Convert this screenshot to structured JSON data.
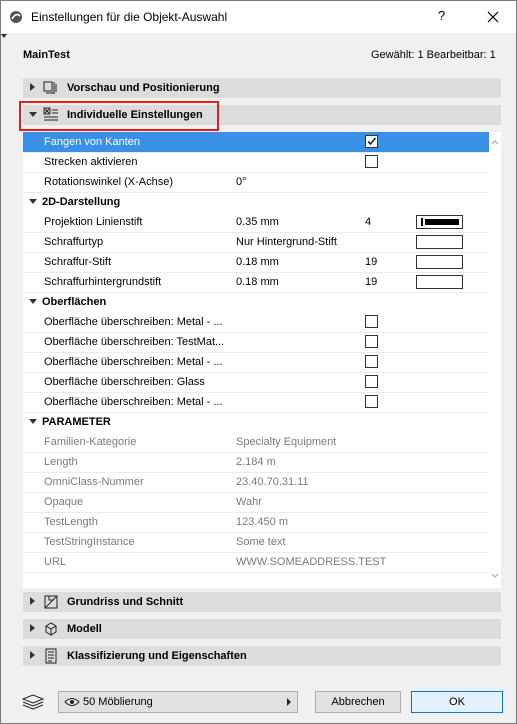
{
  "window": {
    "title": "Einstellungen für die Objekt-Auswahl",
    "help_label": "?"
  },
  "header": {
    "name": "MainTest",
    "selection_info": "Gewählt: 1 Bearbeitbar: 1"
  },
  "sections": {
    "preview": "Vorschau und Positionierung",
    "individual": "Individuelle Einstellungen",
    "floorplan": "Grundriss und Schnitt",
    "model": "Modell",
    "classification": "Klassifizierung und Eigenschaften"
  },
  "rows_top": [
    {
      "label": "Fangen von Kanten",
      "checked": true
    },
    {
      "label": "Strecken aktivieren",
      "checked": false
    },
    {
      "label": "Rotationswinkel (X-Achse)",
      "value": "0°"
    }
  ],
  "groups": {
    "darstellung": "2D-Darstellung",
    "oberflaechen": "Oberflächen",
    "parameter": "PARAMETER"
  },
  "darstellung_rows": [
    {
      "label": "Projektion Linienstift",
      "value": "0.35 mm",
      "pen": "4"
    },
    {
      "label": "Schraffurtyp",
      "value": "Nur Hintergrund-Stift",
      "pen": ""
    },
    {
      "label": "Schraffur-Stift",
      "value": "0.18 mm",
      "pen": "19"
    },
    {
      "label": "Schraffurhintergrundstift",
      "value": "0.18 mm",
      "pen": "19"
    }
  ],
  "oberflaechen_rows": [
    {
      "label": "Oberfläche überschreiben: Metal - ..."
    },
    {
      "label": "Oberfläche überschreiben: TestMat..."
    },
    {
      "label": "Oberfläche überschreiben: Metal - ..."
    },
    {
      "label": "Oberfläche überschreiben: Glass"
    },
    {
      "label": "Oberfläche überschreiben: Metal - ..."
    }
  ],
  "parameter_rows": [
    {
      "label": "Familien-Kategorie",
      "value": "Specialty Equipment"
    },
    {
      "label": "Length",
      "value": "2.184 m"
    },
    {
      "label": "OmniClass-Nummer",
      "value": "23.40.70.31.11"
    },
    {
      "label": "Opaque",
      "value": "Wahr"
    },
    {
      "label": "TestLength",
      "value": "123.450 m"
    },
    {
      "label": "TestStringInstance",
      "value": "Some text"
    },
    {
      "label": "URL",
      "value": "WWW.SOMEADDRESS.TEST"
    }
  ],
  "footer": {
    "layer": "50 Möblierung",
    "cancel": "Abbrechen",
    "ok": "OK"
  },
  "colors": {
    "selection": "#3a8fe6",
    "highlight_border": "#e02020",
    "ok_border": "#0078d7"
  }
}
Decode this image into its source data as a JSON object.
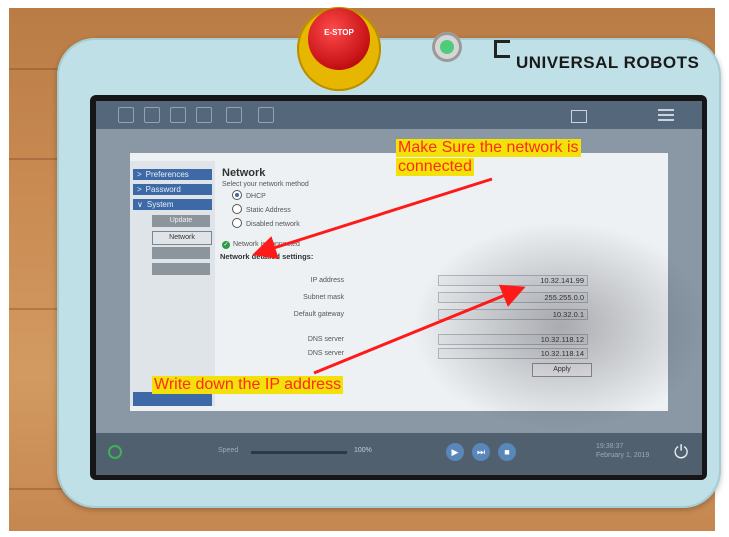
{
  "pendant": {
    "estop_label": "E-STOP",
    "brand_name": "UNIVERSAL ROBOTS"
  },
  "screen": {
    "sidebar": {
      "items": [
        {
          "label": "Preferences",
          "chevron": ">"
        },
        {
          "label": "Password",
          "chevron": ">"
        },
        {
          "label": "System",
          "chevron": "∨"
        }
      ],
      "sub_items": [
        {
          "label": "Update",
          "active": false
        },
        {
          "label": "Network",
          "active": true
        },
        {
          "label": "",
          "active": false
        },
        {
          "label": "",
          "active": false
        }
      ]
    },
    "network": {
      "title": "Network",
      "subtitle": "Select your network method",
      "methods": [
        {
          "label": "DHCP",
          "selected": true
        },
        {
          "label": "Static Address",
          "selected": false
        },
        {
          "label": "Disabled network",
          "selected": false
        }
      ],
      "status": "Network is connected",
      "details_title": "Network detailed settings:",
      "fields": [
        {
          "label": "IP address",
          "value": "10.32.141.99"
        },
        {
          "label": "Subnet mask",
          "value": "255.255.0.0"
        },
        {
          "label": "Default gateway",
          "value": "10.32.0.1"
        },
        {
          "label": "DNS server",
          "value": "10.32.118.12"
        },
        {
          "label": "DNS server",
          "value": "10.32.118.14"
        }
      ],
      "apply_label": "Apply"
    },
    "bottombar": {
      "speed_label": "Speed",
      "speed_value": "100%",
      "time": "19:38:37",
      "date": "February 1, 2019"
    }
  },
  "annotations": {
    "top": "Make Sure the  network is connected",
    "top_line1": "Make Sure the  network is",
    "top_line2": "connected",
    "bottom": "Write down the IP address"
  },
  "colors": {
    "annotation_text": "#ff2a1a",
    "annotation_bg": "#f3e10a",
    "arrow": "#ff1a1a",
    "ur_blue": "#3d6aa6"
  }
}
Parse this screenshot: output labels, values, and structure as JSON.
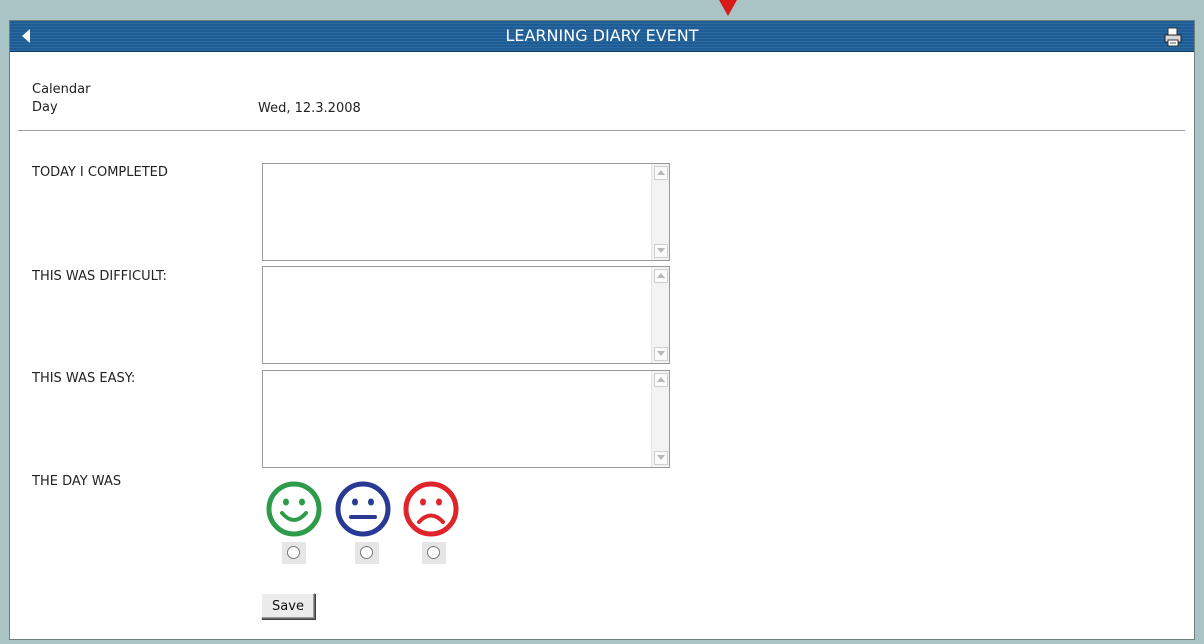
{
  "header": {
    "title": "LEARNING DIARY EVENT",
    "back_icon": "back-arrow-icon",
    "print_icon": "printer-icon"
  },
  "calendar_day": {
    "label": "Calendar\nDay",
    "value": "Wed, 12.3.2008"
  },
  "fields": [
    {
      "label": "TODAY I COMPLETED",
      "value": ""
    },
    {
      "label": "THIS WAS DIFFICULT:",
      "value": ""
    },
    {
      "label": "THIS WAS EASY:",
      "value": ""
    }
  ],
  "day_rating": {
    "label": "THE DAY WAS",
    "options": [
      {
        "icon": "happy-face-icon",
        "color": "#2e9b4b"
      },
      {
        "icon": "neutral-face-icon",
        "color": "#283a94"
      },
      {
        "icon": "sad-face-icon",
        "color": "#e0252a"
      }
    ],
    "selected": null
  },
  "buttons": {
    "save_label": "Save"
  },
  "colors": {
    "titlebar": "#1e5c93",
    "marker": "#d81a1a",
    "page_background": "#aac4c6"
  }
}
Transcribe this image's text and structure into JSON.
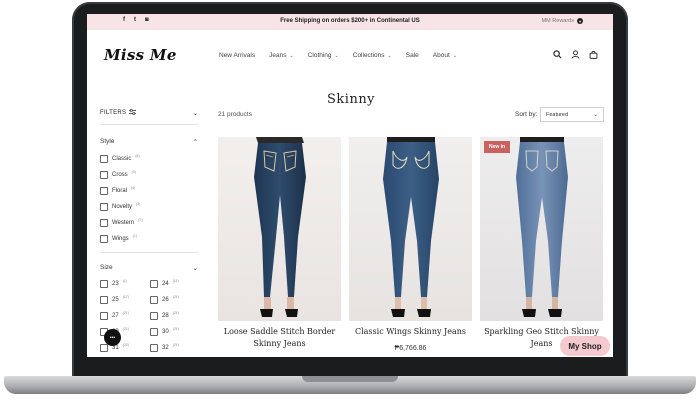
{
  "announcement": {
    "social": [
      "f",
      "t",
      "◙"
    ],
    "text": "Free Shipping on orders $200+ in Continental US",
    "rewards": "MM Rewards"
  },
  "header": {
    "logo": "Miss Me",
    "nav": [
      {
        "label": "New Arrivals",
        "dropdown": false
      },
      {
        "label": "Jeans",
        "dropdown": true
      },
      {
        "label": "Clothing",
        "dropdown": true
      },
      {
        "label": "Collections",
        "dropdown": true
      },
      {
        "label": "Sale",
        "dropdown": false
      },
      {
        "label": "About",
        "dropdown": true
      }
    ],
    "icons": [
      "search-icon",
      "account-icon",
      "cart-icon"
    ]
  },
  "filters": {
    "label": "FILTERS",
    "style": {
      "title": "Style",
      "options": [
        {
          "label": "Classic",
          "count": "(8)"
        },
        {
          "label": "Cross",
          "count": "(3)"
        },
        {
          "label": "Floral",
          "count": "(4)"
        },
        {
          "label": "Novelty",
          "count": "(3)"
        },
        {
          "label": "Western",
          "count": "(2)"
        },
        {
          "label": "Wings",
          "count": "(1)"
        }
      ]
    },
    "size": {
      "title": "Size",
      "options": [
        {
          "label": "23",
          "count": "(1)"
        },
        {
          "label": "24",
          "count": "(11)"
        },
        {
          "label": "25",
          "count": "(17)"
        },
        {
          "label": "26",
          "count": "(21)"
        },
        {
          "label": "27",
          "count": "(21)"
        },
        {
          "label": "28",
          "count": "(21)"
        },
        {
          "label": "29",
          "count": "(21)"
        },
        {
          "label": "30",
          "count": "(21)"
        },
        {
          "label": "31",
          "count": "(20)"
        },
        {
          "label": "32",
          "count": "(21)"
        }
      ]
    }
  },
  "main": {
    "title": "Skinny",
    "count": "21 products",
    "sort_label": "Sort by:",
    "sort_value": "Featured",
    "products": [
      {
        "title": "Loose Saddle Stitch Border Skinny Jeans",
        "price": "",
        "badge": ""
      },
      {
        "title": "Classic Wings Skinny Jeans",
        "price": "₱6,766.86",
        "badge": ""
      },
      {
        "title": "Sparkling Geo Stitch Skinny Jeans",
        "price": "",
        "badge": "New in"
      }
    ]
  },
  "widgets": {
    "chat": "•••",
    "my_shop": "My Shop"
  },
  "colors": {
    "announcement_bg": "#f8e3e6",
    "badge": "#c9615f",
    "my_shop_bg": "#f4c9cf"
  }
}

-.-.-

▸ **Task prompt**: Find every line that includes the string "image". Report how many there are and nothing else.

▸ **Solution to the exercise**: 2